Figure data in JSON
__________
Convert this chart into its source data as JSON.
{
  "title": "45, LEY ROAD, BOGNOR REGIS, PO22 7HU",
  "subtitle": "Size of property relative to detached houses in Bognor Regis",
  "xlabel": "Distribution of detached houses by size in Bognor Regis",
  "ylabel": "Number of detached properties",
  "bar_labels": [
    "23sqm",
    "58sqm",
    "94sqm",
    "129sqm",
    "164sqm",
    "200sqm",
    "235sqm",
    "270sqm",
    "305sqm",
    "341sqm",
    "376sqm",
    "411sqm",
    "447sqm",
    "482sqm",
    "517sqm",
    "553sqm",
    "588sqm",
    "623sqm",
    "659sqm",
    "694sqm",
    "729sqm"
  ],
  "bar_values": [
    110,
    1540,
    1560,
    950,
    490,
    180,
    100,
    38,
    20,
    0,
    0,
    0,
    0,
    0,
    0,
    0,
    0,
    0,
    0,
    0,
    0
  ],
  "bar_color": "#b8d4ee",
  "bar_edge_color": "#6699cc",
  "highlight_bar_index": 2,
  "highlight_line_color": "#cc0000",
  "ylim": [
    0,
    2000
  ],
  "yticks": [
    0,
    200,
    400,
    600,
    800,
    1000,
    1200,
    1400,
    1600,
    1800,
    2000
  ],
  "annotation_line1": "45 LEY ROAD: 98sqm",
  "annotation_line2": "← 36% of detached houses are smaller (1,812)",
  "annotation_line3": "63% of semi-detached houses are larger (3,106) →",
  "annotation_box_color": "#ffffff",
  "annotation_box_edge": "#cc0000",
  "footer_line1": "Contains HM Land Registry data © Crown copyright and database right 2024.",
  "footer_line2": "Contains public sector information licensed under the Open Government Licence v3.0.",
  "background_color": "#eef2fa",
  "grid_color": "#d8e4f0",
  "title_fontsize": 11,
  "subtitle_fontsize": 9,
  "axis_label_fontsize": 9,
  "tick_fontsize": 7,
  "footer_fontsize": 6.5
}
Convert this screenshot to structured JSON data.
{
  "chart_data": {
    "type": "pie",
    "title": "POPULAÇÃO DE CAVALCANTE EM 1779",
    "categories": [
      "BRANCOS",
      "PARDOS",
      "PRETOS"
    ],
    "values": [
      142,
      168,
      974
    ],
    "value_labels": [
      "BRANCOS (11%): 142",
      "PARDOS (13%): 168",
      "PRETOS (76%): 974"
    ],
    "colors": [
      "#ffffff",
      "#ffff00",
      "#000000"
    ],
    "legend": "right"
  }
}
__________
### What to do
Starting with the line that contains "Convert this screenshot", print each line through the last one in the listing. Include both end lines and add nothing.

### Task result
Convert this screenshot to structured JSON data.
{
  "chart_data": {
    "type": "pie",
    "title": "POPULAÇÃO DE CAVALCANTE EM 1779",
    "categories": [
      "BRANCOS",
      "PARDOS",
      "PRETOS"
    ],
    "values": [
      142,
      168,
      974
    ],
    "value_labels": [
      "BRANCOS (11%): 142",
      "PARDOS (13%): 168",
      "PRETOS (76%): 974"
    ],
    "colors": [
      "#ffffff",
      "#ffff00",
      "#000000"
    ],
    "legend": "right"
  }
}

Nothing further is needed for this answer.